What to produce: Can you write out the whole listing exactly?

===== Dataset =====

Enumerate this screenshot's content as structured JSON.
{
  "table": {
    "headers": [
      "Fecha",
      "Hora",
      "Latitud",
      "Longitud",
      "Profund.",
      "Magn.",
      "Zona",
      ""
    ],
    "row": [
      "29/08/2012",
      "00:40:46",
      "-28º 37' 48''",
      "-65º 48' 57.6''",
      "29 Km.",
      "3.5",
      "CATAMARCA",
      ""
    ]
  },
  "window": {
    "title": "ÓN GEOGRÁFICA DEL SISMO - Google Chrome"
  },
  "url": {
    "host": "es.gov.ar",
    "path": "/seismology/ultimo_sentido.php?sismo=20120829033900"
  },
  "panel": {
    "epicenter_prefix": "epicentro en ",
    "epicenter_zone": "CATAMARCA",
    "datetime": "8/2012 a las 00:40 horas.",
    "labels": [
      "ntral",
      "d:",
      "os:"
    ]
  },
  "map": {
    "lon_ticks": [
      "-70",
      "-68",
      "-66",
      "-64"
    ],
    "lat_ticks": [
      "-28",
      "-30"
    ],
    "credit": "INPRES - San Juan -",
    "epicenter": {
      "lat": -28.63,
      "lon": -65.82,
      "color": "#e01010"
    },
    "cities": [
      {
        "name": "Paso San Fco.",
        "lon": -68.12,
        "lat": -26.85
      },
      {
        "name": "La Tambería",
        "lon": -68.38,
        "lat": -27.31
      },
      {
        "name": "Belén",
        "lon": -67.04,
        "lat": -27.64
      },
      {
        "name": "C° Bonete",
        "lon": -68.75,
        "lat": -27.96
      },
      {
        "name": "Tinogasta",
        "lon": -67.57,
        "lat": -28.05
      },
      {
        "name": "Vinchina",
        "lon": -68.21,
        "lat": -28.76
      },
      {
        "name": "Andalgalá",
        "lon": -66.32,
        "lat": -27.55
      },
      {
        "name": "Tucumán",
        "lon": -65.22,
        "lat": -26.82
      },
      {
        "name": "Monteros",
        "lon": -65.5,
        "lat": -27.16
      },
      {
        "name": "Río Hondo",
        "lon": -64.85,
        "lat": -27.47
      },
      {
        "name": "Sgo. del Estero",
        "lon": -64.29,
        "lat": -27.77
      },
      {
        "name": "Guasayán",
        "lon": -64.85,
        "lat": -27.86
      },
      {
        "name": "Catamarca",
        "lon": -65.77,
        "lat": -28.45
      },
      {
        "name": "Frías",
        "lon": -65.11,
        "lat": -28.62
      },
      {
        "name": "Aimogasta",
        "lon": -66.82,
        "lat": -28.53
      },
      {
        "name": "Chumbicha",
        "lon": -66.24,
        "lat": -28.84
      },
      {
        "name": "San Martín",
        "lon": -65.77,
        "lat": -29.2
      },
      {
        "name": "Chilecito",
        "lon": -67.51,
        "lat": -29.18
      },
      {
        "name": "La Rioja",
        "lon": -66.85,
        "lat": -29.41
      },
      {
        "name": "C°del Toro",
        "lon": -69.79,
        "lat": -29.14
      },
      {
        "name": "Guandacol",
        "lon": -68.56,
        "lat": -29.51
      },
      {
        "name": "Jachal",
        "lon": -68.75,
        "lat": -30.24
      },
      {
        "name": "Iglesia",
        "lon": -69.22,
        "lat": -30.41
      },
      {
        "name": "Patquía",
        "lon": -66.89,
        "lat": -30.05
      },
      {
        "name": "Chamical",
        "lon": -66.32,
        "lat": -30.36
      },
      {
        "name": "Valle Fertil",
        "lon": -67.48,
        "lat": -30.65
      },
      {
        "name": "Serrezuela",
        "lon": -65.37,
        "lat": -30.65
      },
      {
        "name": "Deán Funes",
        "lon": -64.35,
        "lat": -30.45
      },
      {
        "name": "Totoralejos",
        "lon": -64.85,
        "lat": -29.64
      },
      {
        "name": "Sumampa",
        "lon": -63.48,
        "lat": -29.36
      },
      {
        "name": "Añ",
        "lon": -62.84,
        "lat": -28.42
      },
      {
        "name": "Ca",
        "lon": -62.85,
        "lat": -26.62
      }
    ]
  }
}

=====

Reply to the exercise:
Enumerate this screenshot's content as structured JSON.
{
  "table": {
    "headers": [
      "Fecha",
      "Hora",
      "Latitud",
      "Longitud",
      "Profund.",
      "Magn.",
      "Zona",
      ""
    ],
    "row": [
      "29/08/2012",
      "00:40:46",
      "-28º 37' 48''",
      "-65º 48' 57.6''",
      "29 Km.",
      "3.5",
      "CATAMARCA",
      ""
    ]
  },
  "window": {
    "title": "ÓN GEOGRÁFICA DEL SISMO - Google Chrome"
  },
  "url": {
    "host": "es.gov.ar",
    "path": "/seismology/ultimo_sentido.php?sismo=20120829033900"
  },
  "panel": {
    "epicenter_prefix": "epicentro en ",
    "epicenter_zone": "CATAMARCA",
    "datetime": "8/2012 a las 00:40 horas.",
    "labels": [
      "ntral",
      "d:",
      "os:"
    ]
  },
  "map": {
    "lon_ticks": [
      "-70",
      "-68",
      "-66",
      "-64"
    ],
    "lat_ticks": [
      "-28",
      "-30"
    ],
    "credit": "INPRES - San Juan -",
    "epicenter": {
      "lat": -28.63,
      "lon": -65.82,
      "color": "#e01010"
    },
    "cities": [
      {
        "name": "Paso San Fco.",
        "lon": -68.12,
        "lat": -26.85
      },
      {
        "name": "La Tambería",
        "lon": -68.38,
        "lat": -27.31
      },
      {
        "name": "Belén",
        "lon": -67.04,
        "lat": -27.64
      },
      {
        "name": "C° Bonete",
        "lon": -68.75,
        "lat": -27.96
      },
      {
        "name": "Tinogasta",
        "lon": -67.57,
        "lat": -28.05
      },
      {
        "name": "Vinchina",
        "lon": -68.21,
        "lat": -28.76
      },
      {
        "name": "Andalgalá",
        "lon": -66.32,
        "lat": -27.55
      },
      {
        "name": "Tucumán",
        "lon": -65.22,
        "lat": -26.82
      },
      {
        "name": "Monteros",
        "lon": -65.5,
        "lat": -27.16
      },
      {
        "name": "Río Hondo",
        "lon": -64.85,
        "lat": -27.47
      },
      {
        "name": "Sgo. del Estero",
        "lon": -64.29,
        "lat": -27.77
      },
      {
        "name": "Guasayán",
        "lon": -64.85,
        "lat": -27.86
      },
      {
        "name": "Catamarca",
        "lon": -65.77,
        "lat": -28.45
      },
      {
        "name": "Frías",
        "lon": -65.11,
        "lat": -28.62
      },
      {
        "name": "Aimogasta",
        "lon": -66.82,
        "lat": -28.53
      },
      {
        "name": "Chumbicha",
        "lon": -66.24,
        "lat": -28.84
      },
      {
        "name": "San Martín",
        "lon": -65.77,
        "lat": -29.2
      },
      {
        "name": "Chilecito",
        "lon": -67.51,
        "lat": -29.18
      },
      {
        "name": "La Rioja",
        "lon": -66.85,
        "lat": -29.41
      },
      {
        "name": "C°del Toro",
        "lon": -69.79,
        "lat": -29.14
      },
      {
        "name": "Guandacol",
        "lon": -68.56,
        "lat": -29.51
      },
      {
        "name": "Jachal",
        "lon": -68.75,
        "lat": -30.24
      },
      {
        "name": "Iglesia",
        "lon": -69.22,
        "lat": -30.41
      },
      {
        "name": "Patquía",
        "lon": -66.89,
        "lat": -30.05
      },
      {
        "name": "Chamical",
        "lon": -66.32,
        "lat": -30.36
      },
      {
        "name": "Valle Fertil",
        "lon": -67.48,
        "lat": -30.65
      },
      {
        "name": "Serrezuela",
        "lon": -65.37,
        "lat": -30.65
      },
      {
        "name": "Deán Funes",
        "lon": -64.35,
        "lat": -30.45
      },
      {
        "name": "Totoralejos",
        "lon": -64.85,
        "lat": -29.64
      },
      {
        "name": "Sumampa",
        "lon": -63.48,
        "lat": -29.36
      },
      {
        "name": "Añ",
        "lon": -62.84,
        "lat": -28.42
      },
      {
        "name": "Ca",
        "lon": -62.85,
        "lat": -26.62
      }
    ]
  }
}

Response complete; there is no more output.